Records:
★ ★ ★

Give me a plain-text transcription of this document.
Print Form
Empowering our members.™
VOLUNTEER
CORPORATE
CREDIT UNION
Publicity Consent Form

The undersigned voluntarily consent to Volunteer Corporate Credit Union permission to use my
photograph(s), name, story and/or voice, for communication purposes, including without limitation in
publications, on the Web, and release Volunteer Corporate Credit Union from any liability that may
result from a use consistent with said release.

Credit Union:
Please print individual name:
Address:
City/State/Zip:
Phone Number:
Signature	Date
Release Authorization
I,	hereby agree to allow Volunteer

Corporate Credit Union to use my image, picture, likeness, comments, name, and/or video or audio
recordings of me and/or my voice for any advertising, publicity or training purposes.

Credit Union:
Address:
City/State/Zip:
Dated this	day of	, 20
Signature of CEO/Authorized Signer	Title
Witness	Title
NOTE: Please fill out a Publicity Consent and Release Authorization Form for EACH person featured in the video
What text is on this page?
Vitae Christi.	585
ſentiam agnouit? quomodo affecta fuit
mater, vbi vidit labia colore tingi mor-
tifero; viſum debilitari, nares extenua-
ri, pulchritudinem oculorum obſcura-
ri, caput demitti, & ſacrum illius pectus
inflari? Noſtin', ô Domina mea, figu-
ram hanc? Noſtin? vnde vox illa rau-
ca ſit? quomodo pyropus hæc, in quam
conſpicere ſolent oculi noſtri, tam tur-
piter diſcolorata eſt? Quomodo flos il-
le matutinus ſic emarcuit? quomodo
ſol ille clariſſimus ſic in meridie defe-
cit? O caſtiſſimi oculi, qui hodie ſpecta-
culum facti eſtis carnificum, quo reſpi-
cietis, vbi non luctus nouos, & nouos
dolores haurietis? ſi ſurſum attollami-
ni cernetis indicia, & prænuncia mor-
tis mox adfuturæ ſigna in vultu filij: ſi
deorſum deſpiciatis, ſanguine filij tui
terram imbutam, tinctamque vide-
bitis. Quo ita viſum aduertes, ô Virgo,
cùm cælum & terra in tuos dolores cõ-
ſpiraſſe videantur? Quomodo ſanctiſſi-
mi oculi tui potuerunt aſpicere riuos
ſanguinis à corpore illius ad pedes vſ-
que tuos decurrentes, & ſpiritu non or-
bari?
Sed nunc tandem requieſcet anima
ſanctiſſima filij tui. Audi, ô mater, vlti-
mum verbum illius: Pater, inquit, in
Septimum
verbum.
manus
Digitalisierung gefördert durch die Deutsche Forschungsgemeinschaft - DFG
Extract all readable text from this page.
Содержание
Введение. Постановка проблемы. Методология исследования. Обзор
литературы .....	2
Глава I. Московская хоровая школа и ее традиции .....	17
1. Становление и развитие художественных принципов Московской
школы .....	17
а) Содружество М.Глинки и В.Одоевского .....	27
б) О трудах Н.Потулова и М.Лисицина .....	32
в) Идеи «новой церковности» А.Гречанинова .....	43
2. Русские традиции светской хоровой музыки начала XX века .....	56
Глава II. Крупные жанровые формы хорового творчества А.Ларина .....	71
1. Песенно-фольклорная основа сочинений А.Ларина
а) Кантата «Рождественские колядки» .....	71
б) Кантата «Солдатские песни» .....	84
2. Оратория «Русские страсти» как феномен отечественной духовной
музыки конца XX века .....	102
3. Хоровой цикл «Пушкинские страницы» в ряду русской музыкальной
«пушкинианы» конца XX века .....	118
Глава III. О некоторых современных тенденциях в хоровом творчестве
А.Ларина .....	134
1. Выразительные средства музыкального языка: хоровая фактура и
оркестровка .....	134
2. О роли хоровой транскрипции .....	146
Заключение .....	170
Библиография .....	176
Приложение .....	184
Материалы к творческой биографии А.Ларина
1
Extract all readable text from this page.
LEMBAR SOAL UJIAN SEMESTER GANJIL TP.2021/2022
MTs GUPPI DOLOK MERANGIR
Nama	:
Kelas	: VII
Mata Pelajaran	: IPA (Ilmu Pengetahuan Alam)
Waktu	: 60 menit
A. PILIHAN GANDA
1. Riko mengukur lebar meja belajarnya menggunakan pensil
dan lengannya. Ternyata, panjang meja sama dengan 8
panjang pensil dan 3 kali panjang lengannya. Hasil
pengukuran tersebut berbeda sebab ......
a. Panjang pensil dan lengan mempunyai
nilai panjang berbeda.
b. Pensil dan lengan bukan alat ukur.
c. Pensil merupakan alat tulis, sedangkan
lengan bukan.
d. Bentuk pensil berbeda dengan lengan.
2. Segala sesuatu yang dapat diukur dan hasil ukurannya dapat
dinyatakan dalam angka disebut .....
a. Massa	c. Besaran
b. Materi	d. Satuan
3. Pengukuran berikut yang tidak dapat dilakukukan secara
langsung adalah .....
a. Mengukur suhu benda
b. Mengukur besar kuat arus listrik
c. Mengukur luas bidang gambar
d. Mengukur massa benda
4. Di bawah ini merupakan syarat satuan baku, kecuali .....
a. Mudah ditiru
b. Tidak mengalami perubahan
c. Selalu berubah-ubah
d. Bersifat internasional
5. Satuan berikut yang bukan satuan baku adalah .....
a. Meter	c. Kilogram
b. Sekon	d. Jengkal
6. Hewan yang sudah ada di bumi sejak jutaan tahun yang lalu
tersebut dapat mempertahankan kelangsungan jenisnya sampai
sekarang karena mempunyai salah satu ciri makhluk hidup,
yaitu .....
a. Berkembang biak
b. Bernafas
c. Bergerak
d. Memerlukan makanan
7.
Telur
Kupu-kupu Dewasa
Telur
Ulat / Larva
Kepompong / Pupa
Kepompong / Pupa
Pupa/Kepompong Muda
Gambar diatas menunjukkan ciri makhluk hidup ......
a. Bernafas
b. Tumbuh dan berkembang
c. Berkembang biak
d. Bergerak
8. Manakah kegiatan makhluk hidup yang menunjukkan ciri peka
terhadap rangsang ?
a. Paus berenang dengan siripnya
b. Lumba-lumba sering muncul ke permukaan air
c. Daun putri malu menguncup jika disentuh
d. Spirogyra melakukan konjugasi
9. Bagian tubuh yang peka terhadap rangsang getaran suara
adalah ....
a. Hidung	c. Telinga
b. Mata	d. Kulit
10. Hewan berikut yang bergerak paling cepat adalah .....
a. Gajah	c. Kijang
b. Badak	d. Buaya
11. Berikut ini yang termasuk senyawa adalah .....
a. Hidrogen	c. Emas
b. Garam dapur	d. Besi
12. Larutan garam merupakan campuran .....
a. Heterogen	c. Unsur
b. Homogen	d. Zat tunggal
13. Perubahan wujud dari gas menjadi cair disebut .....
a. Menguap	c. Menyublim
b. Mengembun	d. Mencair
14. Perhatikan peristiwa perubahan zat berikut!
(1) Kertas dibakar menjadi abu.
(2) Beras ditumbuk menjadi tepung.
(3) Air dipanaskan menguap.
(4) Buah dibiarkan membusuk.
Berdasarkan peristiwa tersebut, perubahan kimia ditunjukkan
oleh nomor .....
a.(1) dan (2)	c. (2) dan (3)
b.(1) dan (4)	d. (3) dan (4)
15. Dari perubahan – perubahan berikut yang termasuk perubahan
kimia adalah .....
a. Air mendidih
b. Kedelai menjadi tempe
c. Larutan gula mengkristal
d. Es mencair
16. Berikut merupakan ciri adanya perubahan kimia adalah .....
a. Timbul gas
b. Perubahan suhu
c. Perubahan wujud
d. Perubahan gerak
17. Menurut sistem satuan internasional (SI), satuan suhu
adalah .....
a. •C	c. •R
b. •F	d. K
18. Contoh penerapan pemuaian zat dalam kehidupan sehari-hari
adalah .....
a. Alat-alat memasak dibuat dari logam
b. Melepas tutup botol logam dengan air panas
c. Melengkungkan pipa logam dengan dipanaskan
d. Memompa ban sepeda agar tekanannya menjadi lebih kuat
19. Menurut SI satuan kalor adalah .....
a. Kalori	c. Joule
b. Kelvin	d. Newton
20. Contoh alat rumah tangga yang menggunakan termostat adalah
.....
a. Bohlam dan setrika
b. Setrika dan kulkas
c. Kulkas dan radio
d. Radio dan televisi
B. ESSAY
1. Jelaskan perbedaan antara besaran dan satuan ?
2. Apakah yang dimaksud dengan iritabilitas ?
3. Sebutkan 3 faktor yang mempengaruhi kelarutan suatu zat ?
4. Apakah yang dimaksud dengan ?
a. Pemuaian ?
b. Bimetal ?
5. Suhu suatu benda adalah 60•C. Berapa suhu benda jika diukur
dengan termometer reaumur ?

★ ★ ★

● **Directive**: In the records above, collect each line with "lengannya".

● **Exercise solution**:
dan lengannya. Ternyata, panjang meja sama dengan 8
panjang pensil dan 3 kali panjang lengannya. Hasil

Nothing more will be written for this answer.